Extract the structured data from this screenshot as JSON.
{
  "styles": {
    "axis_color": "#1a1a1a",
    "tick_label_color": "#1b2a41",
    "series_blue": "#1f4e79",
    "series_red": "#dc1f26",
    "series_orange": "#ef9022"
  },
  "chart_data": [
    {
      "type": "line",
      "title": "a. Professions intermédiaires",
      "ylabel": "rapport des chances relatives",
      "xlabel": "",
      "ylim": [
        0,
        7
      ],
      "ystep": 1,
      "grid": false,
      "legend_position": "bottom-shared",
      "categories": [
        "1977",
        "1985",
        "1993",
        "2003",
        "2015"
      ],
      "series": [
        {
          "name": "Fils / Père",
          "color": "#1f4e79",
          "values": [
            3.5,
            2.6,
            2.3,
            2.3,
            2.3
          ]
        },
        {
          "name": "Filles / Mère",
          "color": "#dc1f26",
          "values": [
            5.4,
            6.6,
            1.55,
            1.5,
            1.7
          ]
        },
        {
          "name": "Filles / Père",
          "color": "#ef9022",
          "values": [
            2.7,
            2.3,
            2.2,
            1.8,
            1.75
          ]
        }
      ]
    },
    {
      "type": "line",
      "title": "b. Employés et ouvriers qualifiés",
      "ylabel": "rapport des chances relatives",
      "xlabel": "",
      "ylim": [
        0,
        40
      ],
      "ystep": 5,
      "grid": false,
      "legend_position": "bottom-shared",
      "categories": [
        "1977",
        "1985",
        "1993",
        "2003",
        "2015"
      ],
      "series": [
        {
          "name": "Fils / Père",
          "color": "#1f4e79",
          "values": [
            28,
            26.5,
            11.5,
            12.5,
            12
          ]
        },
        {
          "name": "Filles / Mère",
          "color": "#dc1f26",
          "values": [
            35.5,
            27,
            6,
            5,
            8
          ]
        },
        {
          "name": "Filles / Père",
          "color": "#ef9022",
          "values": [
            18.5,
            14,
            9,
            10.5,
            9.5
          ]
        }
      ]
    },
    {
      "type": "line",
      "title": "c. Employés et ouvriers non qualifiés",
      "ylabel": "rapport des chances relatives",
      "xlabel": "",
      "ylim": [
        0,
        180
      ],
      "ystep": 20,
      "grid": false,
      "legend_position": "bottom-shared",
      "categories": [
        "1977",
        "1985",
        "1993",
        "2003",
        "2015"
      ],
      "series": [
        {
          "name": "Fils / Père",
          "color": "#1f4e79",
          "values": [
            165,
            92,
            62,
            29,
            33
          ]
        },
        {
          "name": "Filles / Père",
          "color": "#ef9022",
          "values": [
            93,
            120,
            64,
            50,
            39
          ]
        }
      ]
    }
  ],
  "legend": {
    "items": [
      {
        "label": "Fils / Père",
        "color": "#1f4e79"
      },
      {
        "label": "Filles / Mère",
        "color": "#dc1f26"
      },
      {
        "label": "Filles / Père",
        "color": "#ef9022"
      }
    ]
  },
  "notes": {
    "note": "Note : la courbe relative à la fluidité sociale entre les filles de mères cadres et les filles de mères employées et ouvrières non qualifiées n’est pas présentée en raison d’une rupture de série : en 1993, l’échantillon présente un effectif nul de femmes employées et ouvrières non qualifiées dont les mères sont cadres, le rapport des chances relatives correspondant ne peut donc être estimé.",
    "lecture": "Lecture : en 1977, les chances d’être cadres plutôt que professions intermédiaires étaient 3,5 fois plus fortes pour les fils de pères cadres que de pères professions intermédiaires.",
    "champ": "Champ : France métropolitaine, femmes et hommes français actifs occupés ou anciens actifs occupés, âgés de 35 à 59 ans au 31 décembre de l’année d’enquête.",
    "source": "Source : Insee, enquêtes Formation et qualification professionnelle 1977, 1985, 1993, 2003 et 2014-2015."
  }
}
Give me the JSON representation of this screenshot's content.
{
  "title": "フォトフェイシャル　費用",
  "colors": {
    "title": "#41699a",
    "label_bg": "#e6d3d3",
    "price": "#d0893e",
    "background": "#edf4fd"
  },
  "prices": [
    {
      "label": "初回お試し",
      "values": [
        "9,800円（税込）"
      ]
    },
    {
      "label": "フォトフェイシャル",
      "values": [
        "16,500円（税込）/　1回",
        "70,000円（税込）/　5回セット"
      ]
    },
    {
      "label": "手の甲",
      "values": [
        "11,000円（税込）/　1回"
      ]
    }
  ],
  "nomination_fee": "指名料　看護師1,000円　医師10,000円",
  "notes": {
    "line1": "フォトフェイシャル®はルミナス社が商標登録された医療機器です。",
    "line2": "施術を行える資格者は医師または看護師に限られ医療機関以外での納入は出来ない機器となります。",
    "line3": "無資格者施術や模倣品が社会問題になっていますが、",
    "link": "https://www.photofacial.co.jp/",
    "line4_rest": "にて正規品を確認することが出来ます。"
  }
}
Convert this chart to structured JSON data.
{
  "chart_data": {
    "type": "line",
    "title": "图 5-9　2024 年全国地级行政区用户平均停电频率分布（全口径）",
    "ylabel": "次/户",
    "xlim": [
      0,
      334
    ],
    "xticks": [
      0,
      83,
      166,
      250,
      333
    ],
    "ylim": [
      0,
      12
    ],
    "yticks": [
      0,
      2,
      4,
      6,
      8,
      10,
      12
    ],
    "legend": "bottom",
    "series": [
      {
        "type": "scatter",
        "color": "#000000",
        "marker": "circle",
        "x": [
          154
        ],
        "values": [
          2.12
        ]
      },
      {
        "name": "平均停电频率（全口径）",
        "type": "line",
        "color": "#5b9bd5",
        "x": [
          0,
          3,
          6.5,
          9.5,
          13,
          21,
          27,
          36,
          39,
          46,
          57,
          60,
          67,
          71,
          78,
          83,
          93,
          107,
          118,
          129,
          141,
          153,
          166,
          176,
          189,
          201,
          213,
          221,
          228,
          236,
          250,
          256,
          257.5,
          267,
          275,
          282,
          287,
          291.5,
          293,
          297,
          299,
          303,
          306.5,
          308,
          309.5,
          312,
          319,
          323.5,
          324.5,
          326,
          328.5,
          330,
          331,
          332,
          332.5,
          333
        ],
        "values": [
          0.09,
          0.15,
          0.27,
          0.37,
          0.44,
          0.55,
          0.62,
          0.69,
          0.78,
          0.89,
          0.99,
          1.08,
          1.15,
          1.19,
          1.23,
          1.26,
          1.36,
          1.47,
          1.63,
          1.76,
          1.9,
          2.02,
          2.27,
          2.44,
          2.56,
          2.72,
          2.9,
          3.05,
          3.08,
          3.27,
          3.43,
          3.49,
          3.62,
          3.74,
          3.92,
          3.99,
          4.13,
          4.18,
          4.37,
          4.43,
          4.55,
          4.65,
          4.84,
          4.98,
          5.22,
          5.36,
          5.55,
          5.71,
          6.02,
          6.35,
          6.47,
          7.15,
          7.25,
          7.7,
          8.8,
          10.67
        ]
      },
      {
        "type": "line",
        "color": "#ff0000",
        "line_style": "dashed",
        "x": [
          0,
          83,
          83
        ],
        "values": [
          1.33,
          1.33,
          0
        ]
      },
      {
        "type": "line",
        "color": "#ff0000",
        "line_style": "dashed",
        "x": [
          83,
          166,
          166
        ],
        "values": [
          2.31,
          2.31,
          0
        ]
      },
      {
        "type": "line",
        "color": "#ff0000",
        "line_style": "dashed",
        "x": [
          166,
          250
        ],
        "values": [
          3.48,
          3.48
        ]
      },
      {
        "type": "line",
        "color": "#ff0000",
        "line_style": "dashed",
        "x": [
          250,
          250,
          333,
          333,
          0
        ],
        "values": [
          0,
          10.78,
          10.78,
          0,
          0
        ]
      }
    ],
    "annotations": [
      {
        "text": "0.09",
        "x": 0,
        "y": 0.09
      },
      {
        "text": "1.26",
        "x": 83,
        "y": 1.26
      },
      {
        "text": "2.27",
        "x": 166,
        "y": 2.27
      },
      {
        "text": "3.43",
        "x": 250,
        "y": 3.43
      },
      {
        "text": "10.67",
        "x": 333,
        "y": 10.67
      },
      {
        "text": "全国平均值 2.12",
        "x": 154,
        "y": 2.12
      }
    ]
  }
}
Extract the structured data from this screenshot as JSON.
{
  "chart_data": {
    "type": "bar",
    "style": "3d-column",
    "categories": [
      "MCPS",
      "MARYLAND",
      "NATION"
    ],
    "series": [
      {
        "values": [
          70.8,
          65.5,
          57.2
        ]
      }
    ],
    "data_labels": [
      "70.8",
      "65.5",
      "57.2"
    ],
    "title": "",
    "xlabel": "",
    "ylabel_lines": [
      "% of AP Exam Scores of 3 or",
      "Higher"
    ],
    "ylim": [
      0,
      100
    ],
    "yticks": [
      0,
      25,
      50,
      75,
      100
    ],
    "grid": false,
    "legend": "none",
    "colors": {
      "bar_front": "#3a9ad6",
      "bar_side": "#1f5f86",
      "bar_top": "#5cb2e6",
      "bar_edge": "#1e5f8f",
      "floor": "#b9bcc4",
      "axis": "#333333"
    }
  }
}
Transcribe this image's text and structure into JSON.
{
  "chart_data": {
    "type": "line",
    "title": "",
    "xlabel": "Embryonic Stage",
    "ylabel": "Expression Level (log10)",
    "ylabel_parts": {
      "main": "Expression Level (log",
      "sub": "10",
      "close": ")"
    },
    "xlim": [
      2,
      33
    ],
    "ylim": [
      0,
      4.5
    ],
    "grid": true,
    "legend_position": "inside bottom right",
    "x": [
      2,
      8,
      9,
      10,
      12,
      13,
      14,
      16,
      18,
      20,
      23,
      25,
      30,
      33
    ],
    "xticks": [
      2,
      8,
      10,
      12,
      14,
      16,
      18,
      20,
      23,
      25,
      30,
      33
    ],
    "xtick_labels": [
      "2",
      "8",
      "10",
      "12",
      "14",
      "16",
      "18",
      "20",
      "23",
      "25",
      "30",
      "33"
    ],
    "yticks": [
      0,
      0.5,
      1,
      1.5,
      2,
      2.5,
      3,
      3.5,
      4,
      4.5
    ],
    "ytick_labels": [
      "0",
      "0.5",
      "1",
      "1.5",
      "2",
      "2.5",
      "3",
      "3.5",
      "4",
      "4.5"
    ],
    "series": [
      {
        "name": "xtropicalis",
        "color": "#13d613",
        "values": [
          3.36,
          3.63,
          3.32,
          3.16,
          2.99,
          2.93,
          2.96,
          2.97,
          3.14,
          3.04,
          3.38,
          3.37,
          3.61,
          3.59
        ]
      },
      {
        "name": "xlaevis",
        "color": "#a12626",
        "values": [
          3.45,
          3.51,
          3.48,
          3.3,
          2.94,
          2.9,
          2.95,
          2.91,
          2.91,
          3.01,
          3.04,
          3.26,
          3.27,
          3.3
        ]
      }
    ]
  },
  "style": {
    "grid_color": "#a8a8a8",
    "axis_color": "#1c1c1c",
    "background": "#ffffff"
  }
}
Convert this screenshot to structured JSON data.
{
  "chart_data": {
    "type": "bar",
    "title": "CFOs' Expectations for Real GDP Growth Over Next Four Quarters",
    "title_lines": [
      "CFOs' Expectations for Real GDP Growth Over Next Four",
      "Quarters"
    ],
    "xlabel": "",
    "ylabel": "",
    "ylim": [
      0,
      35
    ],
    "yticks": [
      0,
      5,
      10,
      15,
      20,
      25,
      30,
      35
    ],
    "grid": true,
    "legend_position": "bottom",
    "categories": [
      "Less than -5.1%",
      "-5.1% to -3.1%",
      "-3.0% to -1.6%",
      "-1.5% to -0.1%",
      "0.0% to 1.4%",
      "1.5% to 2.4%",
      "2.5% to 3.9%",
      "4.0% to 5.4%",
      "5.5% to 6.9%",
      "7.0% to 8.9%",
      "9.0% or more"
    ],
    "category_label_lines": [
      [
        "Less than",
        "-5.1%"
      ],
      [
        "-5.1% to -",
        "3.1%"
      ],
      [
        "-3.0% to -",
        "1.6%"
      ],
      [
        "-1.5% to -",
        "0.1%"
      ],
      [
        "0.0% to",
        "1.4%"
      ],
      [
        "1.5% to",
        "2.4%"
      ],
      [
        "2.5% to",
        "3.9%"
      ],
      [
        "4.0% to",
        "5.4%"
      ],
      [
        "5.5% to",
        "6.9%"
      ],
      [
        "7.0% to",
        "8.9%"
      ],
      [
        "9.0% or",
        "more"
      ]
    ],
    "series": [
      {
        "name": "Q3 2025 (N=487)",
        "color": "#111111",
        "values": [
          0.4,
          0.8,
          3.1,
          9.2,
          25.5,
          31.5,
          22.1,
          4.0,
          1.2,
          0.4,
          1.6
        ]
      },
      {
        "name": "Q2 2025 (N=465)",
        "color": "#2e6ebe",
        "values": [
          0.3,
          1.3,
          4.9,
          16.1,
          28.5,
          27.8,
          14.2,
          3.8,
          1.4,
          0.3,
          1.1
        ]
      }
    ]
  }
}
----
| What the task asks |
Report how many lines include the word "Quarters". Give nothing but the number.

| Response |
2